** Start of Data to process **

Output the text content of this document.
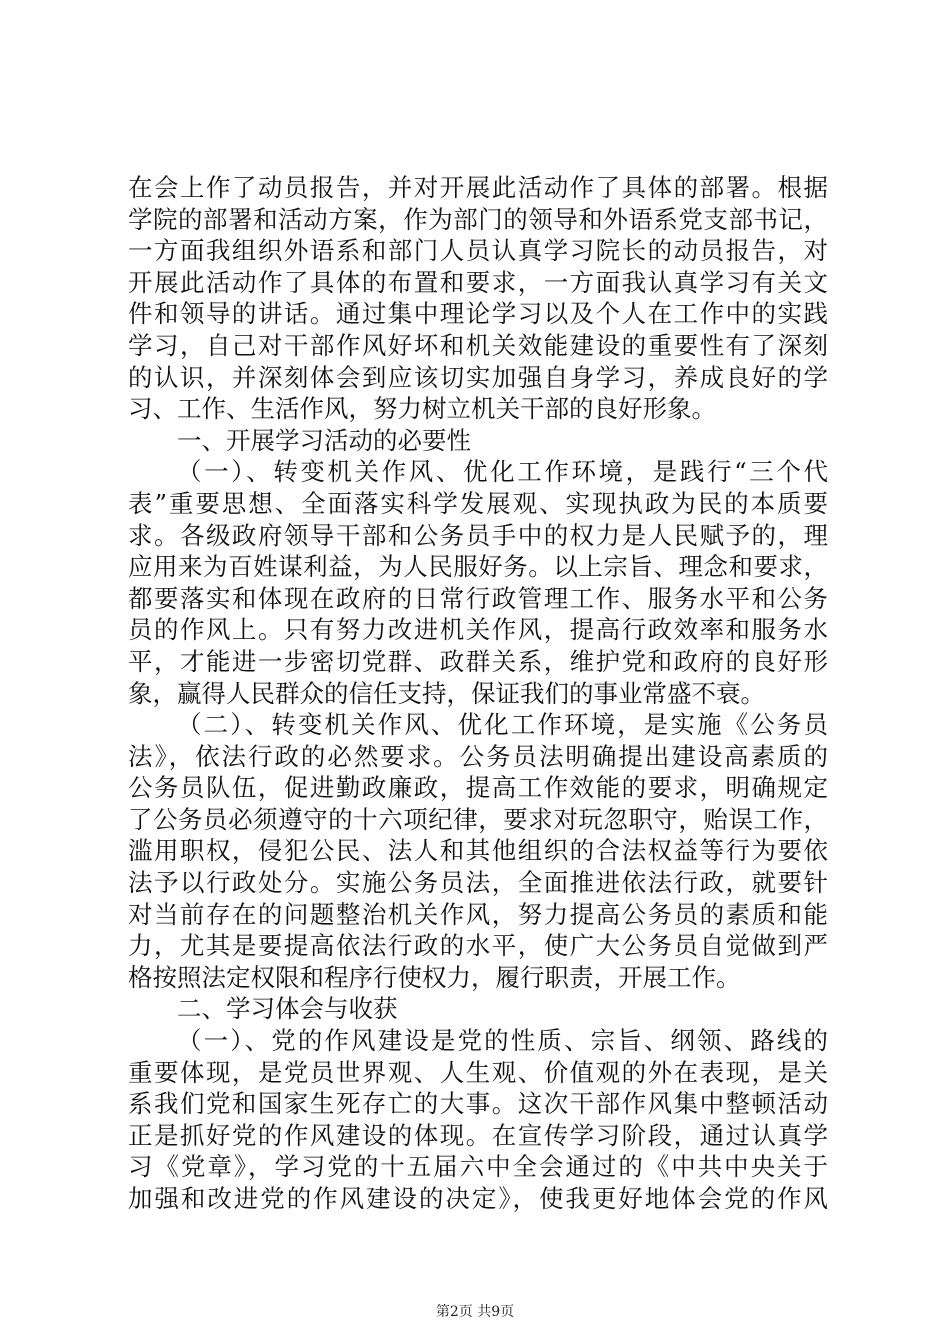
在会上作了动员报告，并对开展此活动作了具体的部署。根据
学院的部署和活动方案，作为部门的领导和外语系党支部书记，
一方面我组织外语系和部门人员认真学习院长的动员报告，对
开展此活动作了具体的布置和要求，一方面我认真学习有关文
件和领导的讲话。通过集中理论学习以及个人在工作中的实践
学习，自己对干部作风好坏和机关效能建设的重要性有了深刻
的认识，并深刻体会到应该切实加强自身学习，养成良好的学
习、工作、生活作风，努力树立机关干部的良好形象。
一、开展学习活动的必要性
（一）、转变机关作风、优化工作环境，是践行“三个代
表”重要思想、全面落实科学发展观、实现执政为民的本质要
求。各级政府领导干部和公务员手中的权力是人民赋予的，理
应用来为百姓谋利益，为人民服好务。以上宗旨、理念和要求，
都要落实和体现在政府的日常行政管理工作、服务水平和公务
员的作风上。只有努力改进机关作风，提高行政效率和服务水
平，才能进一步密切党群、政群关系，维护党和政府的良好形
象，赢得人民群众的信任支持，保证我们的事业常盛不衰。
（二）、转变机关作风、优化工作环境，是实施《公务员
法》，依法行政的必然要求。公务员法明确提出建设高素质的
公务员队伍，促进勤政廉政，提高工作效能的要求，明确规定
了公务员必须遵守的十六项纪律，要求对玩忽职守，贻误工作，
滥用职权，侵犯公民、法人和其他组织的合法权益等行为要依
法予以行政处分。实施公务员法，全面推进依法行政，就要针
对当前存在的问题整治机关作风，努力提高公务员的素质和能
力，尤其是要提高依法行政的水平，使广大公务员自觉做到严
格按照法定权限和程序行使权力，履行职责，开展工作。
二、学习体会与收获
（一）、党的作风建设是党的性质、宗旨、纲领、路线的
重要体现，是党员世界观、人生观、价值观的外在表现，是关
系我们党和国家生死存亡的大事。这次干部作风集中整顿活动
正是抓好党的作风建设的体现。在宣传学习阶段，通过认真学
习《党章》，学习党的十五届六中全会通过的《中共中央关于
加强和改进党的作风建设的决定》，使我更好地体会党的作风
第2页 共9页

** End of Data to process **

§ Set exercise: From the listing, copy every line where the string "优化工作环境" appears.

§ Expected output:
（一）、转变机关作风、优化工作环境，是践行“三个代
（二）、转变机关作风、优化工作环境，是实施《公务员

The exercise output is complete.